- **Task objective**
Spot every line with the word "content" and return it.

[Data records]
● ● ● ●

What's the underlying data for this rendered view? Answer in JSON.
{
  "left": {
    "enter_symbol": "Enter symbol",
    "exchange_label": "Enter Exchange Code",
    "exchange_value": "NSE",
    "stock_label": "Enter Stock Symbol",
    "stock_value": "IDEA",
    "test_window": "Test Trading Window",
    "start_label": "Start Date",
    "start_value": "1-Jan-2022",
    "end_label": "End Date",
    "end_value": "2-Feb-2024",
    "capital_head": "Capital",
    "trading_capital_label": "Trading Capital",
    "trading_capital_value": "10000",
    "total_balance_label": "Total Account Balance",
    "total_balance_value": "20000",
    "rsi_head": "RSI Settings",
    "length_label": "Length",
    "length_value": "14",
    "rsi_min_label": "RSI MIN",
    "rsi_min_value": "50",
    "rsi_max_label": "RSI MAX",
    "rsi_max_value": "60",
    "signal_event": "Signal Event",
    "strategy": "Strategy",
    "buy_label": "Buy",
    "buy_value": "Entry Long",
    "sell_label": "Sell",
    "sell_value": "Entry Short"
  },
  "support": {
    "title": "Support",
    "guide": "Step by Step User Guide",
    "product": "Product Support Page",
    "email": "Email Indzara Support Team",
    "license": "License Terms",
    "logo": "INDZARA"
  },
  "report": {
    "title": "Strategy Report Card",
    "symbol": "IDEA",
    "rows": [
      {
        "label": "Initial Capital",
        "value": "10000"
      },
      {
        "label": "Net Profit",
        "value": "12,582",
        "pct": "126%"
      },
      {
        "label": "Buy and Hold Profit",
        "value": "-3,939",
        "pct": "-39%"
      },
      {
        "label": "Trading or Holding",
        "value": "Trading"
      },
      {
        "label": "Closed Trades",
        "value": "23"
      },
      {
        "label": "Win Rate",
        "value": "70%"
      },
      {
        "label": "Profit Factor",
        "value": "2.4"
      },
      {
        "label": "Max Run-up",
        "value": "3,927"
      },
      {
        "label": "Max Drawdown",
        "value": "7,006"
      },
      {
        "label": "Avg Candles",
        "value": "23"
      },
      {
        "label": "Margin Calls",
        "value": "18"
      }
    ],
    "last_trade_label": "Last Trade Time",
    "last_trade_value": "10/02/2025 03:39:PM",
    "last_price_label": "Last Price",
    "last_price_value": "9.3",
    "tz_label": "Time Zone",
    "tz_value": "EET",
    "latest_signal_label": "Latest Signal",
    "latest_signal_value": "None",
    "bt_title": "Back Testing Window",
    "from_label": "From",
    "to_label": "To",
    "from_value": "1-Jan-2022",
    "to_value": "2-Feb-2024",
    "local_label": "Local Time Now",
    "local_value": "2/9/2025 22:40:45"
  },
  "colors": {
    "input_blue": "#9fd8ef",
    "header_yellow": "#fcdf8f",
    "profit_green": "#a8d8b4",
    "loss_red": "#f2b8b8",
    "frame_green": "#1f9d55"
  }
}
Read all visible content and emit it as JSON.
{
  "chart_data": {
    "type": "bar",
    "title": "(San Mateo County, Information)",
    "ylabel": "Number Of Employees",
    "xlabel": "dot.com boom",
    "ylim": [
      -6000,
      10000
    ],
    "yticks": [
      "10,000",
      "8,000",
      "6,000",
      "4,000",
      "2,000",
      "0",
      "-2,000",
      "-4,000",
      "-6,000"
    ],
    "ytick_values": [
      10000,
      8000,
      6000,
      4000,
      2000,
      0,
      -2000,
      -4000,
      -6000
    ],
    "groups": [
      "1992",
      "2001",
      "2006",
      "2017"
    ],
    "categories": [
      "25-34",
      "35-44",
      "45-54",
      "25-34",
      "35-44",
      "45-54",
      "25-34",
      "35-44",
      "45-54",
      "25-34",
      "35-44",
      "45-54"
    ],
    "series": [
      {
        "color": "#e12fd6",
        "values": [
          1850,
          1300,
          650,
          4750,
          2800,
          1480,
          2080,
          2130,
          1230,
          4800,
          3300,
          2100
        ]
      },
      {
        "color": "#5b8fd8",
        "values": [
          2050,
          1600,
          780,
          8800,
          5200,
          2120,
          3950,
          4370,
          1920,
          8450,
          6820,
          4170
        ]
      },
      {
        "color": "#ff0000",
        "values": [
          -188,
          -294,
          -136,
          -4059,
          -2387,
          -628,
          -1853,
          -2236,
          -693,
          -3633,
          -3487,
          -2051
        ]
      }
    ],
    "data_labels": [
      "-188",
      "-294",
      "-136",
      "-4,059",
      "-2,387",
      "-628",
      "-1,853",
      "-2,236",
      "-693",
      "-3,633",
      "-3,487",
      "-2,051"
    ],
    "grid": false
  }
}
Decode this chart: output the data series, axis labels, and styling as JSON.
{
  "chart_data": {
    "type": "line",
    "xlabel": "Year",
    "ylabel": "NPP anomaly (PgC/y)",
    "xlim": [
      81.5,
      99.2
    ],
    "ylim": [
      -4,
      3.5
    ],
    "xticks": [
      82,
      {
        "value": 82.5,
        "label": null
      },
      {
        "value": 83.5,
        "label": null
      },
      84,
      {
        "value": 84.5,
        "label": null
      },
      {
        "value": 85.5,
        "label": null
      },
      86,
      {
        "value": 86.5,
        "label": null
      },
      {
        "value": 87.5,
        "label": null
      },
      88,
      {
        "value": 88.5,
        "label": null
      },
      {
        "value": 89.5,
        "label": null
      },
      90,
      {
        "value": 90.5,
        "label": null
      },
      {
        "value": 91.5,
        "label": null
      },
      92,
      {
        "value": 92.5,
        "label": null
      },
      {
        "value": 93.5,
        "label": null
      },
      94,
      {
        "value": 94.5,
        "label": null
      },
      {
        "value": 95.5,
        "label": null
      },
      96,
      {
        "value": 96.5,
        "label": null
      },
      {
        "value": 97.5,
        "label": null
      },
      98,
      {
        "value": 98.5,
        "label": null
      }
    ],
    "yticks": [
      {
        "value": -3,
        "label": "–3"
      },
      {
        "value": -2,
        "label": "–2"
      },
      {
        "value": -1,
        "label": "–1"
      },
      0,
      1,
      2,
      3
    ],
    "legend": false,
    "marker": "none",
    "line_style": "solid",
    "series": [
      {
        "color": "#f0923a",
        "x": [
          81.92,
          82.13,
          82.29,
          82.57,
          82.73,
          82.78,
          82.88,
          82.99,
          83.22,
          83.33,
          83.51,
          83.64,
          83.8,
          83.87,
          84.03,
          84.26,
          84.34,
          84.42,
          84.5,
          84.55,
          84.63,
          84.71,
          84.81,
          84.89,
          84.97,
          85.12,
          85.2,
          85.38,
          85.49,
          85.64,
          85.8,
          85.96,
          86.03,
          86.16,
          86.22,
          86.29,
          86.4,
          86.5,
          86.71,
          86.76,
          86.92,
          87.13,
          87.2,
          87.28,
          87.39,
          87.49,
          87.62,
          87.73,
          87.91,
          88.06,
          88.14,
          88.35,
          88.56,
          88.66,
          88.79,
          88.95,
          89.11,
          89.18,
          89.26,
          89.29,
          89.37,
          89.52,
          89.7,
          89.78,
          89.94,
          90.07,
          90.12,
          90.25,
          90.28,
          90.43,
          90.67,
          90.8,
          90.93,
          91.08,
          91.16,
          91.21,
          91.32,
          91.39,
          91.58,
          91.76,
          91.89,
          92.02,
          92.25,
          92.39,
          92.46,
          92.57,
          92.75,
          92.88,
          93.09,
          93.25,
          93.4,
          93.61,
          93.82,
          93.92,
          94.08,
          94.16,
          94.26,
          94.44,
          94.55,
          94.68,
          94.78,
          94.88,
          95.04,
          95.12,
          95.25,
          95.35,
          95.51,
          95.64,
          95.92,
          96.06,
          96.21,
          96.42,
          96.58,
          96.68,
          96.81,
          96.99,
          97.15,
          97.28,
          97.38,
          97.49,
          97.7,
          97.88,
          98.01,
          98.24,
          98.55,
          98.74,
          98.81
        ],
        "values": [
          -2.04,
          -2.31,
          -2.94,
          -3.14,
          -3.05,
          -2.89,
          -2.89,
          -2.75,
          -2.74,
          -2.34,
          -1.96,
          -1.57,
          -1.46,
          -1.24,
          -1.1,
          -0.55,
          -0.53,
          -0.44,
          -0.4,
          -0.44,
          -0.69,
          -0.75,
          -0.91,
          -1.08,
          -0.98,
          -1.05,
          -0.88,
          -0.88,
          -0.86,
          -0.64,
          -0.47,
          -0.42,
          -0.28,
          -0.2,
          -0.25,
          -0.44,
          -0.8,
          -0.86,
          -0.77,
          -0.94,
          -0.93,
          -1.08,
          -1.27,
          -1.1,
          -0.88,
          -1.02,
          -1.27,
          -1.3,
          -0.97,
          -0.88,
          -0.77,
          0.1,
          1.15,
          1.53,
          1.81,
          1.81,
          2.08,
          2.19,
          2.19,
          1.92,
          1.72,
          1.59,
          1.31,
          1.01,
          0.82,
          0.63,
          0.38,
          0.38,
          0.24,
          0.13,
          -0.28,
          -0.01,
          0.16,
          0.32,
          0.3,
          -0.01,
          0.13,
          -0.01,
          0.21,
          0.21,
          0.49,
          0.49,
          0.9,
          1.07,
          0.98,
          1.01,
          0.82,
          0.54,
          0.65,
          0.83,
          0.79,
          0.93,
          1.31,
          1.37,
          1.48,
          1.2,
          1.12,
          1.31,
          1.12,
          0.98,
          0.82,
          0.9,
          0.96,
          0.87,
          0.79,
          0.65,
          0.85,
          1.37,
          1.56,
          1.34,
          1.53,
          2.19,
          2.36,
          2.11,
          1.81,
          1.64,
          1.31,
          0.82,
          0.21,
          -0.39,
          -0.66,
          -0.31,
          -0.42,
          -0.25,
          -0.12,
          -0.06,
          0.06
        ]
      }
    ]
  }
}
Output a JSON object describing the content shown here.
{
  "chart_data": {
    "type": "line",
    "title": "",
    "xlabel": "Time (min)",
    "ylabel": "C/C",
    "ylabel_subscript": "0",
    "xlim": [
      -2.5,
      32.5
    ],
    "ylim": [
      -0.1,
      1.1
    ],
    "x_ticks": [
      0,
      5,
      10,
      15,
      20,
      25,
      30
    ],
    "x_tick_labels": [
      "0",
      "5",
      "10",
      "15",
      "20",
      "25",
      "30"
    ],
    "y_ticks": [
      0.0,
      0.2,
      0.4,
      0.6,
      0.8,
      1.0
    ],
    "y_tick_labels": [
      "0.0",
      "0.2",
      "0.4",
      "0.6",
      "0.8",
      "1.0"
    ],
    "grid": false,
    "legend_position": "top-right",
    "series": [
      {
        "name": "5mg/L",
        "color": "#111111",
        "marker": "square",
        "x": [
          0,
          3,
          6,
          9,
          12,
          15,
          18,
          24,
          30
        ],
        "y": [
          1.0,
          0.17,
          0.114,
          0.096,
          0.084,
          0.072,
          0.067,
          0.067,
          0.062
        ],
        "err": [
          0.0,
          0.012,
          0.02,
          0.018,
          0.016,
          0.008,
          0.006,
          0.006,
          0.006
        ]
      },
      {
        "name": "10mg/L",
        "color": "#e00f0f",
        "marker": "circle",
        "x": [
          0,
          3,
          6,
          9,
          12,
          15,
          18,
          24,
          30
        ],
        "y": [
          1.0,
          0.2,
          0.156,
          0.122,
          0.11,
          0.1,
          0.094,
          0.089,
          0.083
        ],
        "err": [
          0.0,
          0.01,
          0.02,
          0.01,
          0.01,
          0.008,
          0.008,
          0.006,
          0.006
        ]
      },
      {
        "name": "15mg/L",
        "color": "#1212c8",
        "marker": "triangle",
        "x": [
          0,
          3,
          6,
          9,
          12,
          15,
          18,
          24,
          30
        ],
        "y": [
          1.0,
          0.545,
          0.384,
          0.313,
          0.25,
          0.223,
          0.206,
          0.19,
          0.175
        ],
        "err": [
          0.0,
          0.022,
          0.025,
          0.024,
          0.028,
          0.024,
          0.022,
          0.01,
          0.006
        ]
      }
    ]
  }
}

● ● ● ●

- **The completed task**
Read all visible content and emit it as JSON.
Output a JSON object describing the content shown here.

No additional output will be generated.